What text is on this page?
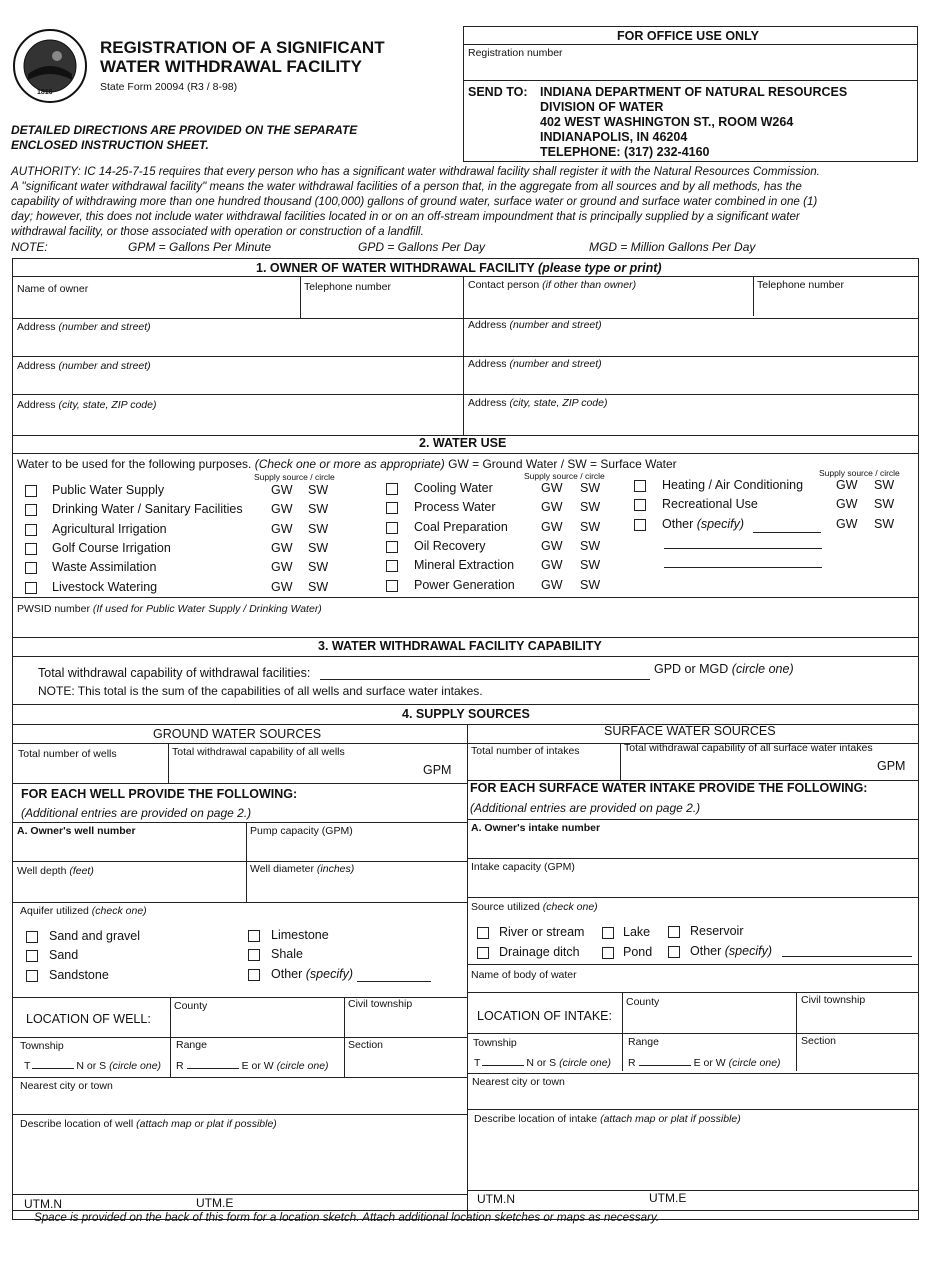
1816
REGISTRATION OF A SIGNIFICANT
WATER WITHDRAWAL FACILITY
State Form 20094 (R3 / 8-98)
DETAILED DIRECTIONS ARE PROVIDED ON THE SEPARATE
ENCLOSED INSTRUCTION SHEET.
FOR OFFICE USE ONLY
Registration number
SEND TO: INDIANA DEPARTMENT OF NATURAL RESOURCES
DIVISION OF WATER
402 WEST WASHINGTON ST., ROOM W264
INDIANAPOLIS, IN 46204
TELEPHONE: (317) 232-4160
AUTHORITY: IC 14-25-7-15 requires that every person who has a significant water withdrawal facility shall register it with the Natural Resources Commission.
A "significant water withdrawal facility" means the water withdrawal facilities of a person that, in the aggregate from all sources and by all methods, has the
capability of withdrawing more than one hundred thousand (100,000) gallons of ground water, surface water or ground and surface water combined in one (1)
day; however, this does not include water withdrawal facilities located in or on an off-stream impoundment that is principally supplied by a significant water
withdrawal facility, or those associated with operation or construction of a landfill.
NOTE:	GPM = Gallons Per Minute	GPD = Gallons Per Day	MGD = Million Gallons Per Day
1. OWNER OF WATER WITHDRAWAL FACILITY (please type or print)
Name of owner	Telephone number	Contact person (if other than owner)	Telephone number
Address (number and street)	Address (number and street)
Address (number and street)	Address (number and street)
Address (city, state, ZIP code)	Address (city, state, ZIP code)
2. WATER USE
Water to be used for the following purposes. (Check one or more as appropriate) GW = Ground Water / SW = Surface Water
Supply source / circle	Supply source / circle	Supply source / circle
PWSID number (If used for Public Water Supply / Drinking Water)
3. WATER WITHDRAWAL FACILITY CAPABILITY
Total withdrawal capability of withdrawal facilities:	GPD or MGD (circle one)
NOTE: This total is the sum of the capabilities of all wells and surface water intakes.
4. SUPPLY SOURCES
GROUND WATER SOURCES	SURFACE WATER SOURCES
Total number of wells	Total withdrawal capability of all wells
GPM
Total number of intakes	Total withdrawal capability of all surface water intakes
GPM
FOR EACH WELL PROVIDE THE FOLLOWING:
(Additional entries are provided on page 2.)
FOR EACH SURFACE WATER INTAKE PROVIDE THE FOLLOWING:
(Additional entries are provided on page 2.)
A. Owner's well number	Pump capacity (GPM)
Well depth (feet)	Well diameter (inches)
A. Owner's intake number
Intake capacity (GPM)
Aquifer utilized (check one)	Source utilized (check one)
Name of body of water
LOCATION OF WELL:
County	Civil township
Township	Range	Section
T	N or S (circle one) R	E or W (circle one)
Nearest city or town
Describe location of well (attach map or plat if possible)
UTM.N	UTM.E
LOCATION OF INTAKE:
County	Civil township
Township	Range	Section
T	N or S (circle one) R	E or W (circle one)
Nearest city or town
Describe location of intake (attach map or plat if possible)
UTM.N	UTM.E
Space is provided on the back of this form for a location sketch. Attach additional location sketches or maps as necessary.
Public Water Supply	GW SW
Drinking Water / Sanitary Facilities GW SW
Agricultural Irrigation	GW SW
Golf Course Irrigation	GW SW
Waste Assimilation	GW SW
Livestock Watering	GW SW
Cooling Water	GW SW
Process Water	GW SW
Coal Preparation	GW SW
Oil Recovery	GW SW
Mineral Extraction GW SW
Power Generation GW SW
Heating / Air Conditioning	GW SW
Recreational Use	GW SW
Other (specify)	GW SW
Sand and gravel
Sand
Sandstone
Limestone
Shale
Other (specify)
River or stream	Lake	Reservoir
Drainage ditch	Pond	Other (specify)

◇ ◇ ◇ ◇ ◇

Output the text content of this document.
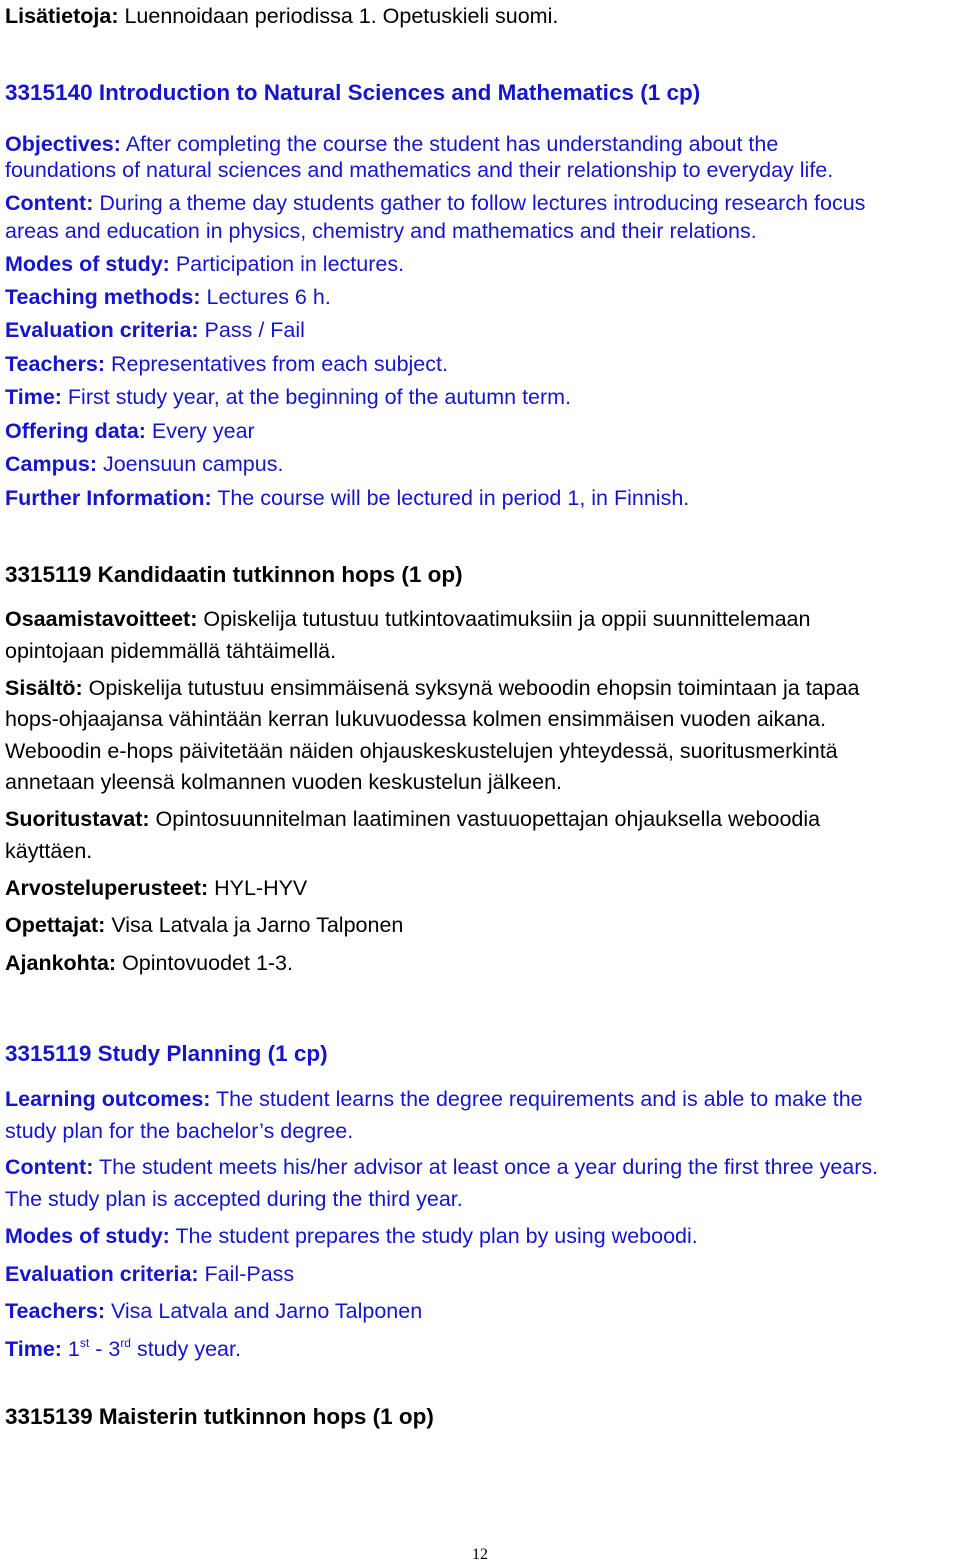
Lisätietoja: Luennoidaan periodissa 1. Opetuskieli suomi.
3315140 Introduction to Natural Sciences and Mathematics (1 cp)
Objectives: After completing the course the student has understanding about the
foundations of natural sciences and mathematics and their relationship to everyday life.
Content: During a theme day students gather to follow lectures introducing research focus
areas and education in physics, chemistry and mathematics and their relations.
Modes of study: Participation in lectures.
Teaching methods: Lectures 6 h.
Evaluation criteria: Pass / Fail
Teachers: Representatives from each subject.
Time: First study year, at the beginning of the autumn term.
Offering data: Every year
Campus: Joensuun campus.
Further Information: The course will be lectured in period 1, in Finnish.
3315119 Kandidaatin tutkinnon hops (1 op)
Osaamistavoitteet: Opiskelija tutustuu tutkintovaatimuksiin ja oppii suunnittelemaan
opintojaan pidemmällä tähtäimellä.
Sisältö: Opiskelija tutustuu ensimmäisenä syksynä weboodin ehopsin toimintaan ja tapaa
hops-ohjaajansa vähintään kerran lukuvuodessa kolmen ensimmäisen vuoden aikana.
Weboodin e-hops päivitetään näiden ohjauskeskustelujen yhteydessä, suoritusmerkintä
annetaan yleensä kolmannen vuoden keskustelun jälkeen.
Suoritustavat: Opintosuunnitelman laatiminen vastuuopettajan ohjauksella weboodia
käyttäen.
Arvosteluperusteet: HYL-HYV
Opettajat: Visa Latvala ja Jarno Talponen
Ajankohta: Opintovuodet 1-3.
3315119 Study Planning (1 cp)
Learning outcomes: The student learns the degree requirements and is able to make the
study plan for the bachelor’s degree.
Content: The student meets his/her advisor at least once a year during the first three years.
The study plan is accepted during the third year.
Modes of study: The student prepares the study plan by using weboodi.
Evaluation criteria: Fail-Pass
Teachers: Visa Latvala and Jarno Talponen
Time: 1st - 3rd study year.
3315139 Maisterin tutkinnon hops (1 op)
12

◇ ◇ ◇ ◇ ◇

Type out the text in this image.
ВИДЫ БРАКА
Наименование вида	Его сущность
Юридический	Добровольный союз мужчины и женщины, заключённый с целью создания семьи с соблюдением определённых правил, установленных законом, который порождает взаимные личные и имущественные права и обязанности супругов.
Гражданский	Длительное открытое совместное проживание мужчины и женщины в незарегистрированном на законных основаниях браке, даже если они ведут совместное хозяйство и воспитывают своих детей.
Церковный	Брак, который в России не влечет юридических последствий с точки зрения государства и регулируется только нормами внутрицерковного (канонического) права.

◇ ◇ ◇ ◇ ◇

* [Requirements]:
Which lines hold the word "stream"? Copy all of them.

* [Exercise response]:
day; however, this does not include water withdrawal facilities located in or on an off-stream impoundment that is principally supplied by a significant water
River or stream	Lake	Reservoir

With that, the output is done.